__Requirement__:
Go through the listing and copy every line word for word.
══ Data for processing
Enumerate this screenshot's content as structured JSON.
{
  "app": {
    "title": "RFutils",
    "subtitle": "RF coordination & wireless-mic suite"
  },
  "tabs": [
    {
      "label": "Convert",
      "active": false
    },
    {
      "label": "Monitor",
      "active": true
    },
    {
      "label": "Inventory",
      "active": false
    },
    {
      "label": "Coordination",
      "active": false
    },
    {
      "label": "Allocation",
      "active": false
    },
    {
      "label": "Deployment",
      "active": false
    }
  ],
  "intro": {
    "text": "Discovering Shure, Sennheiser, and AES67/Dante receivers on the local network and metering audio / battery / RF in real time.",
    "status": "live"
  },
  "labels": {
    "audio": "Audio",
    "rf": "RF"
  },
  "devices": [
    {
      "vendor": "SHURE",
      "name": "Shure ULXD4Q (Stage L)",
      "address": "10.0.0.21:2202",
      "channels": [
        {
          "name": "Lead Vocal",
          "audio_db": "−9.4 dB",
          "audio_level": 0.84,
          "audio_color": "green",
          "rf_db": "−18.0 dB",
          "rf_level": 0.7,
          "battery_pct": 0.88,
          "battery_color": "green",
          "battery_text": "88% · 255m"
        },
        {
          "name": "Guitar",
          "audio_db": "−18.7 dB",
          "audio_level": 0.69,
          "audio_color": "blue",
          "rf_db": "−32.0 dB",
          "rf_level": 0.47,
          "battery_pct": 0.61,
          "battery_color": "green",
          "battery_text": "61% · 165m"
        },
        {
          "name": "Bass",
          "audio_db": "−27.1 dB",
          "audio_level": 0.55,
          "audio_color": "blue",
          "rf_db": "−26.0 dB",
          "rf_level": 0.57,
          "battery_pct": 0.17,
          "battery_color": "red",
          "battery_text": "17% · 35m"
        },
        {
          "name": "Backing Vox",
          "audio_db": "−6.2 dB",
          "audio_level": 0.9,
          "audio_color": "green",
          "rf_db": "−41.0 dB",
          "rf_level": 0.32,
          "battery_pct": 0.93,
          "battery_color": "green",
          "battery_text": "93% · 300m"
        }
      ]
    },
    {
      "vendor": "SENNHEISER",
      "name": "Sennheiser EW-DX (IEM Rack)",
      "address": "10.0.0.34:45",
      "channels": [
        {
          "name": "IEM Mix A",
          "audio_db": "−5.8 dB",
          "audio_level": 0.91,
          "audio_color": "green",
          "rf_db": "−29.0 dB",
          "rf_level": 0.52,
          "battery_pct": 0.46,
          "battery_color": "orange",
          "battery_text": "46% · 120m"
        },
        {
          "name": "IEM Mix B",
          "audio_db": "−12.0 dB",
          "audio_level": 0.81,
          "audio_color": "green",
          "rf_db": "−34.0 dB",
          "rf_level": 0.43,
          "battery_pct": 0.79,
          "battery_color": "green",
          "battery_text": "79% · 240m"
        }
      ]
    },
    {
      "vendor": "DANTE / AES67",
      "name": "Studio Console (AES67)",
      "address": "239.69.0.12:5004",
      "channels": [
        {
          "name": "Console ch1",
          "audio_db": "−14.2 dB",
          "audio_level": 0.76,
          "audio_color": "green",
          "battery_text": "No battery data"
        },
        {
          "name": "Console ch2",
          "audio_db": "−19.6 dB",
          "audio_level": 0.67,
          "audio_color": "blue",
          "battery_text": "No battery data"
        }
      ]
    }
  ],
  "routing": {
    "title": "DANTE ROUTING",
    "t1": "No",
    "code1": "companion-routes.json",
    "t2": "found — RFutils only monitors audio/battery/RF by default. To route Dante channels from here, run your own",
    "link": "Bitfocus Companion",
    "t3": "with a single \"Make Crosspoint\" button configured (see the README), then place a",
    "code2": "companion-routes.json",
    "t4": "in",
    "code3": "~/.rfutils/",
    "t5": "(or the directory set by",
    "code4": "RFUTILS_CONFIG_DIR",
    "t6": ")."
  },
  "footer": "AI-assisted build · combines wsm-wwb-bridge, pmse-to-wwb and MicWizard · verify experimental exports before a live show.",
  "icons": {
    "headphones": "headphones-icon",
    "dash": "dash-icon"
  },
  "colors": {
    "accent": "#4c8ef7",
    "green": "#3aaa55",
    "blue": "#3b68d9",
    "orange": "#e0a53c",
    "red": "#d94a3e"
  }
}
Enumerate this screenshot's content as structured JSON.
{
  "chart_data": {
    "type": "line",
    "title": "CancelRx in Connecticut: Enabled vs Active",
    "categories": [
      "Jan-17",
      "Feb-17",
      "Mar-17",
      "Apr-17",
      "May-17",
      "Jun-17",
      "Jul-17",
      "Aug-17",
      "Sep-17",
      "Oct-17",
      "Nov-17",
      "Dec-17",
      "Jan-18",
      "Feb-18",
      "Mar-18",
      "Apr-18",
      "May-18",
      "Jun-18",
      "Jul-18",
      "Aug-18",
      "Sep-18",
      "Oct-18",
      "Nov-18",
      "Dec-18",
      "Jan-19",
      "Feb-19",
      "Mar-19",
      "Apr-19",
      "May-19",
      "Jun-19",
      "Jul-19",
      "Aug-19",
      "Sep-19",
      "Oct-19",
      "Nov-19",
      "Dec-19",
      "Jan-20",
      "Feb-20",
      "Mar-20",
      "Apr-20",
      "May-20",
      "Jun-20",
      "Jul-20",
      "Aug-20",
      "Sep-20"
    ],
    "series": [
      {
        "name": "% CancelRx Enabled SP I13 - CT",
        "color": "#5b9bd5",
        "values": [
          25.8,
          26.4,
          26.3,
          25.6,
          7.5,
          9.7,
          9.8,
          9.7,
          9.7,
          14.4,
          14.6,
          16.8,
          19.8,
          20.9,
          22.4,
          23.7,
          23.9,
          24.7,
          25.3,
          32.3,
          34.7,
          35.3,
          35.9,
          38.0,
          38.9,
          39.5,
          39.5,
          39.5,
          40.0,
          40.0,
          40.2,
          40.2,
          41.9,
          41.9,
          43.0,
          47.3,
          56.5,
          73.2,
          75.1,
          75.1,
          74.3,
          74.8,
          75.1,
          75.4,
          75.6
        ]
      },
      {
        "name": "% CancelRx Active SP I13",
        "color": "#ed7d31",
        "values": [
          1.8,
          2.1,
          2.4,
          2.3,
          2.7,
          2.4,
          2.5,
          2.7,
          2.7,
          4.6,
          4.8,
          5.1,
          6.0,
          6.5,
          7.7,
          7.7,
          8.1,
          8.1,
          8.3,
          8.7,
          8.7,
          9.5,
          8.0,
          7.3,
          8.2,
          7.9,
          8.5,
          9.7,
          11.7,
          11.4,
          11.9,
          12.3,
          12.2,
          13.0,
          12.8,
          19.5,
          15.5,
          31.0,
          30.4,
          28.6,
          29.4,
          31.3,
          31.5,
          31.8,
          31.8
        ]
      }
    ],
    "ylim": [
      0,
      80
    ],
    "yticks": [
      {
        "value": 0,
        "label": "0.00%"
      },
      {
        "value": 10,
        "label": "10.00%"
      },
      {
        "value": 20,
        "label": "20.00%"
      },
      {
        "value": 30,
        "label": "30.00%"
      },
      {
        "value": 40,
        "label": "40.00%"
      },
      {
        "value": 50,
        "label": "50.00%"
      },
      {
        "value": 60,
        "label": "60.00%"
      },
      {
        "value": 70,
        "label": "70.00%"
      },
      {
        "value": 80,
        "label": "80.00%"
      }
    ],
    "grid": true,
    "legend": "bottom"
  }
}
════
__Full response__:
Enumerate this screenshot's content as structured JSON.
{
  "app": {
    "title": "RFutils",
    "subtitle": "RF coordination & wireless-mic suite"
  },
  "tabs": [
    {
      "label": "Convert",
      "active": false
    },
    {
      "label": "Monitor",
      "active": true
    },
    {
      "label": "Inventory",
      "active": false
    },
    {
      "label": "Coordination",
      "active": false
    },
    {
      "label": "Allocation",
      "active": false
    },
    {
      "label": "Deployment",
      "active": false
    }
  ],
  "intro": {
    "text": "Discovering Shure, Sennheiser, and AES67/Dante receivers on the local network and metering audio / battery / RF in real time.",
    "status": "live"
  },
  "labels": {
    "audio": "Audio",
    "rf": "RF"
  },
  "devices": [
    {
      "vendor": "SHURE",
      "name": "Shure ULXD4Q (Stage L)",
      "address": "10.0.0.21:2202",
      "channels": [
        {
          "name": "Lead Vocal",
          "audio_db": "−9.4 dB",
          "audio_level": 0.84,
          "audio_color": "green",
          "rf_db": "−18.0 dB",
          "rf_level": 0.7,
          "battery_pct": 0.88,
          "battery_color": "green",
          "battery_text": "88% · 255m"
        },
        {
          "name": "Guitar",
          "audio_db": "−18.7 dB",
          "audio_level": 0.69,
          "audio_color": "blue",
          "rf_db": "−32.0 dB",
          "rf_level": 0.47,
          "battery_pct": 0.61,
          "battery_color": "green",
          "battery_text": "61% · 165m"
        },
        {
          "name": "Bass",
          "audio_db": "−27.1 dB",
          "audio_level": 0.55,
          "audio_color": "blue",
          "rf_db": "−26.0 dB",
          "rf_level": 0.57,
          "battery_pct": 0.17,
          "battery_color": "red",
          "battery_text": "17% · 35m"
        },
        {
          "name": "Backing Vox",
          "audio_db": "−6.2 dB",
          "audio_level": 0.9,
          "audio_color": "green",
          "rf_db": "−41.0 dB",
          "rf_level": 0.32,
          "battery_pct": 0.93,
          "battery_color": "green",
          "battery_text": "93% · 300m"
        }
      ]
    },
    {
      "vendor": "SENNHEISER",
      "name": "Sennheiser EW-DX (IEM Rack)",
      "address": "10.0.0.34:45",
      "channels": [
        {
          "name": "IEM Mix A",
          "audio_db": "−5.8 dB",
          "audio_level": 0.91,
          "audio_color": "green",
          "rf_db": "−29.0 dB",
          "rf_level": 0.52,
          "battery_pct": 0.46,
          "battery_color": "orange",
          "battery_text": "46% · 120m"
        },
        {
          "name": "IEM Mix B",
          "audio_db": "−12.0 dB",
          "audio_level": 0.81,
          "audio_color": "green",
          "rf_db": "−34.0 dB",
          "rf_level": 0.43,
          "battery_pct": 0.79,
          "battery_color": "green",
          "battery_text": "79% · 240m"
        }
      ]
    },
    {
      "vendor": "DANTE / AES67",
      "name": "Studio Console (AES67)",
      "address": "239.69.0.12:5004",
      "channels": [
        {
          "name": "Console ch1",
          "audio_db": "−14.2 dB",
          "audio_level": 0.76,
          "audio_color": "green",
          "battery_text": "No battery data"
        },
        {
          "name": "Console ch2",
          "audio_db": "−19.6 dB",
          "audio_level": 0.67,
          "audio_color": "blue",
          "battery_text": "No battery data"
        }
      ]
    }
  ],
  "routing": {
    "title": "DANTE ROUTING",
    "t1": "No",
    "code1": "companion-routes.json",
    "t2": "found — RFutils only monitors audio/battery/RF by default. To route Dante channels from here, run your own",
    "link": "Bitfocus Companion",
    "t3": "with a single \"Make Crosspoint\" button configured (see the README), then place a",
    "code2": "companion-routes.json",
    "t4": "in",
    "code3": "~/.rfutils/",
    "t5": "(or the directory set by",
    "code4": "RFUTILS_CONFIG_DIR",
    "t6": ")."
  },
  "footer": "AI-assisted build · combines wsm-wwb-bridge, pmse-to-wwb and MicWizard · verify experimental exports before a live show.",
  "icons": {
    "headphones": "headphones-icon",
    "dash": "dash-icon"
  },
  "colors": {
    "accent": "#4c8ef7",
    "green": "#3aaa55",
    "blue": "#3b68d9",
    "orange": "#e0a53c",
    "red": "#d94a3e"
  }
}
Enumerate this screenshot's content as structured JSON.
{
  "chart_data": {
    "type": "line",
    "title": "CancelRx in Connecticut: Enabled vs Active",
    "categories": [
      "Jan-17",
      "Feb-17",
      "Mar-17",
      "Apr-17",
      "May-17",
      "Jun-17",
      "Jul-17",
      "Aug-17",
      "Sep-17",
      "Oct-17",
      "Nov-17",
      "Dec-17",
      "Jan-18",
      "Feb-18",
      "Mar-18",
      "Apr-18",
      "May-18",
      "Jun-18",
      "Jul-18",
      "Aug-18",
      "Sep-18",
      "Oct-18",
      "Nov-18",
      "Dec-18",
      "Jan-19",
      "Feb-19",
      "Mar-19",
      "Apr-19",
      "May-19",
      "Jun-19",
      "Jul-19",
      "Aug-19",
      "Sep-19",
      "Oct-19",
      "Nov-19",
      "Dec-19",
      "Jan-20",
      "Feb-20",
      "Mar-20",
      "Apr-20",
      "May-20",
      "Jun-20",
      "Jul-20",
      "Aug-20",
      "Sep-20"
    ],
    "series": [
      {
        "name": "% CancelRx Enabled SP I13 - CT",
        "color": "#5b9bd5",
        "values": [
          25.8,
          26.4,
          26.3,
          25.6,
          7.5,
          9.7,
          9.8,
          9.7,
          9.7,
          14.4,
          14.6,
          16.8,
          19.8,
          20.9,
          22.4,
          23.7,
          23.9,
          24.7,
          25.3,
          32.3,
          34.7,
          35.3,
          35.9,
          38.0,
          38.9,
          39.5,
          39.5,
          39.5,
          40.0,
          40.0,
          40.2,
          40.2,
          41.9,
          41.9,
          43.0,
          47.3,
          56.5,
          73.2,
          75.1,
          75.1,
          74.3,
          74.8,
          75.1,
          75.4,
          75.6
        ]
      },
      {
        "name": "% CancelRx Active SP I13",
        "color": "#ed7d31",
        "values": [
          1.8,
          2.1,
          2.4,
          2.3,
          2.7,
          2.4,
          2.5,
          2.7,
          2.7,
          4.6,
          4.8,
          5.1,
          6.0,
          6.5,
          7.7,
          7.7,
          8.1,
          8.1,
          8.3,
          8.7,
          8.7,
          9.5,
          8.0,
          7.3,
          8.2,
          7.9,
          8.5,
          9.7,
          11.7,
          11.4,
          11.9,
          12.3,
          12.2,
          13.0,
          12.8,
          19.5,
          15.5,
          31.0,
          30.4,
          28.6,
          29.4,
          31.3,
          31.5,
          31.8,
          31.8
        ]
      }
    ],
    "ylim": [
      0,
      80
    ],
    "yticks": [
      {
        "value": 0,
        "label": "0.00%"
      },
      {
        "value": 10,
        "label": "10.00%"
      },
      {
        "value": 20,
        "label": "20.00%"
      },
      {
        "value": 30,
        "label": "30.00%"
      },
      {
        "value": 40,
        "label": "40.00%"
      },
      {
        "value": 50,
        "label": "50.00%"
      },
      {
        "value": 60,
        "label": "60.00%"
      },
      {
        "value": 70,
        "label": "70.00%"
      },
      {
        "value": 80,
        "label": "80.00%"
      }
    ],
    "grid": true,
    "legend": "bottom"
  }
}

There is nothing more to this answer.